> [WHAT THE TASK ASKS]: Repeat the material below exactly, with no pictures.

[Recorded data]
START

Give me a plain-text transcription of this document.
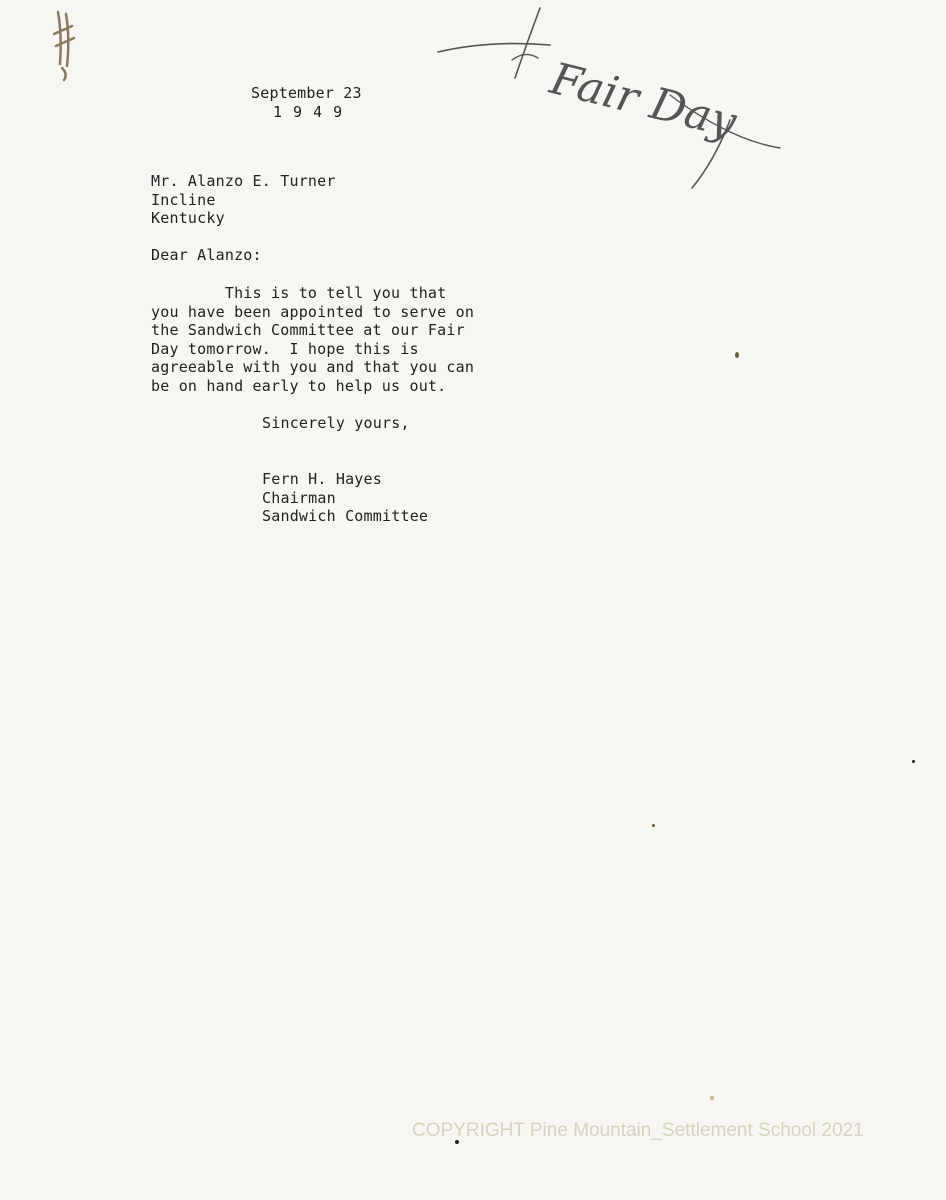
Fair Day
September 23
1 9 4 9
Mr. Alanzo E. Turner
Incline
Kentucky
Dear Alanzo:
This is to tell you that
you have been appointed to serve on
the Sandwich Committee at our Fair
Day tomorrow.  I hope this is
agreeable with you and that you can
be on hand early to help us out.
Sincerely yours,
Fern H. Hayes
Chairman
Sandwich Committee
COPYRIGHT Pine Mountain_Settlement School 2021
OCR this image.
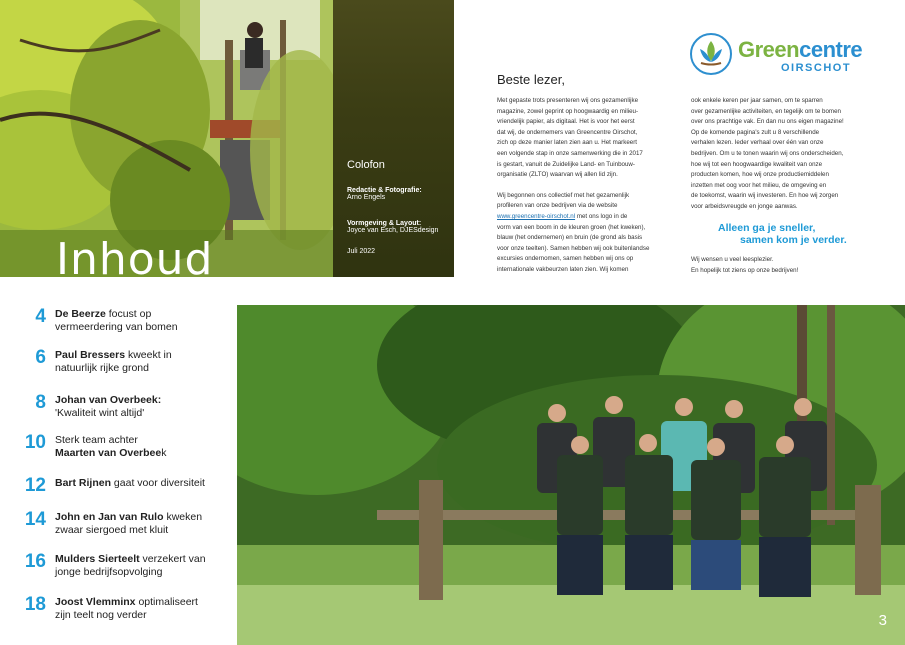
Inhoud
Colofon
Redactie & Fotografie:
Arno Engels
Vormgeving & Layout:
Joyce van Esch, DJESdesign
Juli 2022
Greencentre
OIRSCHOT
Beste lezer,
Met gepaste trots presenteren wij ons gezamenlijke
magazine, zowel geprint op hoogwaardig en milieu-
vriendelijk papier, als digitaal. Het is voor het eerst
dat wij, de ondernemers van Greencentre Oirschot,
zich op deze manier laten zien aan u. Het markeert
een volgende stap in onze samenwerking die in 2017
is gestart, vanuit de Zuidelijke Land- en Tuinbouw-
organisatie (ZLTO) waarvan wij allen lid zijn.
Wij begonnen ons collectief met het gezamenlijk
profileren van onze bedrijven via de website
www.greencentre-oirschot.nl met ons logo in de
vorm van een boom in de kleuren groen (het kweken),
blauw (het ondernemen) en bruin (de grond als basis
voor onze teelten). Samen hebben wij ook buitenlandse
excursies ondernomen, samen hebben wij ons op
internationale vakbeurzen laten zien. Wij komen
ook enkele keren per jaar samen, om te sparren
over gezamenlijke activiteiten, en tegelijk om te bomen
over ons prachtige vak. En dan nu ons eigen magazine!
Op de komende pagina's zult u 8 verschillende
verhalen lezen. Ieder verhaal over één van onze
bedrijven. Om u te tonen waarin wij ons onderscheiden,
hoe wij tot een hoogwaardige kwaliteit van onze
producten komen, hoe wij onze productiemiddelen
inzetten met oog voor het milieu, de omgeving en
de toekomst, waarin wij investeren. En hoe wij zorgen
voor arbeidsvreugde en jonge aanwas.
Alleen ga je sneller,
samen kom je verder.
Wij wensen u veel leesplezier.
En hopelijk tot ziens op onze bedrijven!
4 De Beerze focust op
vermeerdering van bomen
6 Paul Bressers kweekt in
natuurlijk rijke grond
8 Johan van Overbeek:
'Kwaliteit wint altijd'
10 Sterk team achter
Maarten van Overbeek
12 Bart Rijnen gaat voor diversiteit
14 John en Jan van Rulo kweken
zwaar siergoed met kluit
16 Mulders Sierteelt verzekert van
jonge bedrijfsopvolging
18 Joost Vlemminx optimaliseert
zijn teelt nog verder	3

END

> [COMPLETED TASK]:
Give me a plain-text transcription of this document.
Fair Day
September 23
1 9 4 9
Mr. Alanzo E. Turner
Incline
Kentucky
Dear Alanzo:
This is to tell you that
you have been appointed to serve on
the Sandwich Committee at our Fair
Day tomorrow.  I hope this is
agreeable with you and that you can
be on hand early to help us out.
Sincerely yours,
Fern H. Hayes
Chairman
Sandwich Committee
COPYRIGHT Pine Mountain_Settlement School 2021
OCR this image.
Inhoud
Colofon
Redactie & Fotografie:
Arno Engels
Vormgeving & Layout:
Joyce van Esch, DJESdesign
Juli 2022
Greencentre
OIRSCHOT
Beste lezer,
Met gepaste trots presenteren wij ons gezamenlijke
magazine, zowel geprint op hoogwaardig en milieu-
vriendelijk papier, als digitaal. Het is voor het eerst
dat wij, de ondernemers van Greencentre Oirschot,
zich op deze manier laten zien aan u. Het markeert
een volgende stap in onze samenwerking die in 2017
is gestart, vanuit de Zuidelijke Land- en Tuinbouw-
organisatie (ZLTO) waarvan wij allen lid zijn.
Wij begonnen ons collectief met het gezamenlijk
profileren van onze bedrijven via de website
www.greencentre-oirschot.nl met ons logo in de
vorm van een boom in de kleuren groen (het kweken),
blauw (het ondernemen) en bruin (de grond als basis
voor onze teelten). Samen hebben wij ook buitenlandse
excursies ondernomen, samen hebben wij ons op
internationale vakbeurzen laten zien. Wij komen
ook enkele keren per jaar samen, om te sparren
over gezamenlijke activiteiten, en tegelijk om te bomen
over ons prachtige vak. En dan nu ons eigen magazine!
Op de komende pagina's zult u 8 verschillende
verhalen lezen. Ieder verhaal over één van onze
bedrijven. Om u te tonen waarin wij ons onderscheiden,
hoe wij tot een hoogwaardige kwaliteit van onze
producten komen, hoe wij onze productiemiddelen
inzetten met oog voor het milieu, de omgeving en
de toekomst, waarin wij investeren. En hoe wij zorgen
voor arbeidsvreugde en jonge aanwas.
Alleen ga je sneller,
samen kom je verder.
Wij wensen u veel leesplezier.
En hopelijk tot ziens op onze bedrijven!
4 De Beerze focust op
vermeerdering van bomen
6 Paul Bressers kweekt in
natuurlijk rijke grond
8 Johan van Overbeek:
'Kwaliteit wint altijd'
10 Sterk team achter
Maarten van Overbeek
12 Bart Rijnen gaat voor diversiteit
14 John en Jan van Rulo kweken
zwaar siergoed met kluit
16 Mulders Sierteelt verzekert van
jonge bedrijfsopvolging
18 Joost Vlemminx optimaliseert
zijn teelt nog verder	3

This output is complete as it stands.